Goal of the exercise.
Copy out the whole listing exactly as written, leaving the pictures behind.

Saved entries
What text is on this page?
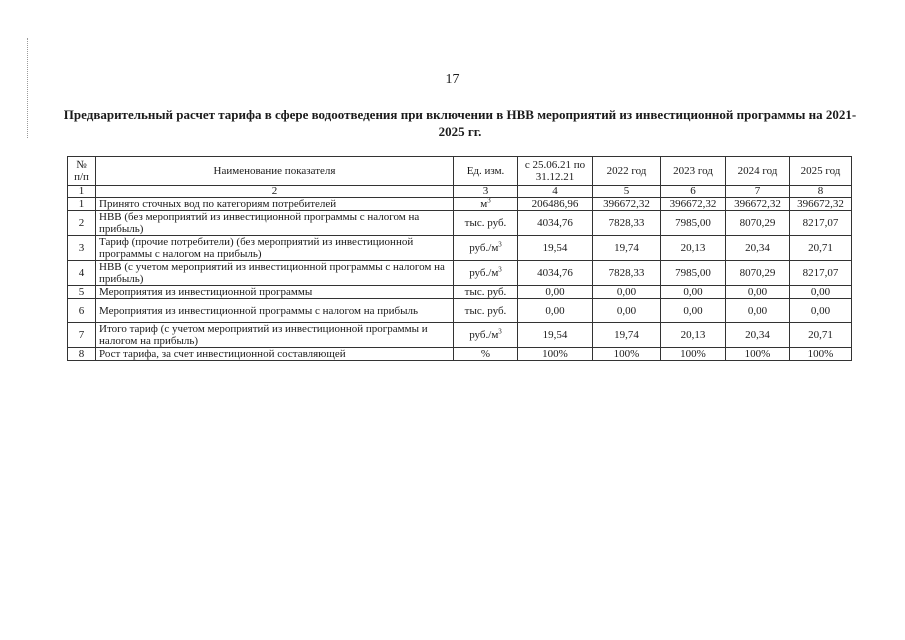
17
Предварительный расчет тарифа в сфере водоотведения при включении в НВВ мероприятий из инвестиционной программы на 2021-2025 гг.
№ п/п	Наименование показателя	Ед. изм.	с 25.06.21 по 31.12.21	2022 год	2023 год	2024 год	2025 год
1	2	3	4	5	6	7	8
1	Принято сточных вод по категориям потребителей	$м^3$	206486,96	396672,32	396672,32	396672,32	396672,32
2	НВВ (без мероприятий из инвестиционной программы с налогом на прибыль)	тыс. руб.	4034,76	7828,33	7985,00	8070,29	8217,07
3	Тариф (прочие потребители) (без мероприятий из инвестиционной программы с налогом на прибыль)	$руб./м^3$	19,54	19,74	20,13	20,34	20,71
4	НВВ (с учетом мероприятий из инвестиционной программы с налогом на прибыль)	$руб./м^3$	4034,76	7828,33	7985,00	8070,29	8217,07
5	Мероприятия из инвестиционной программы	тыс. руб.	0,00	0,00	0,00	0,00	0,00
6	Мероприятия из инвестиционной программы с налогом на прибыль	тыс. руб.	0,00	0,00	0,00	0,00	0,00
7	Итого тариф (с учетом мероприятий из инвестиционной программы и налогом на прибыль)	$руб./м^3$	19,54	19,74	20,13	20,34	20,71
8	Рост тарифа, за счет инвестиционной составляющей	%	100%	100%	100%	100%	100%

Solution to the exercise.
What text is on this page?
17
Предварительный расчет тарифа в сфере водоотведения при включении в НВВ мероприятий из инвестиционной программы на 2021-2025 гг.
№ п/п	Наименование показателя	Ед. изм.	с 25.06.21 по 31.12.21	2022 год	2023 год	2024 год	2025 год
1	2	3	4	5	6	7	8
1	Принято сточных вод по категориям потребителей	$м^3$	206486,96	396672,32	396672,32	396672,32	396672,32
2	НВВ (без мероприятий из инвестиционной программы с налогом на прибыль)	тыс. руб.	4034,76	7828,33	7985,00	8070,29	8217,07
3	Тариф (прочие потребители) (без мероприятий из инвестиционной программы с налогом на прибыль)	$руб./м^3$	19,54	19,74	20,13	20,34	20,71
4	НВВ (с учетом мероприятий из инвестиционной программы с налогом на прибыль)	$руб./м^3$	4034,76	7828,33	7985,00	8070,29	8217,07
5	Мероприятия из инвестиционной программы	тыс. руб.	0,00	0,00	0,00	0,00	0,00
6	Мероприятия из инвестиционной программы с налогом на прибыль	тыс. руб.	0,00	0,00	0,00	0,00	0,00
7	Итого тариф (с учетом мероприятий из инвестиционной программы и налогом на прибыль)	$руб./м^3$	19,54	19,74	20,13	20,34	20,71
8	Рост тарифа, за счет инвестиционной составляющей	%	100%	100%	100%	100%	100%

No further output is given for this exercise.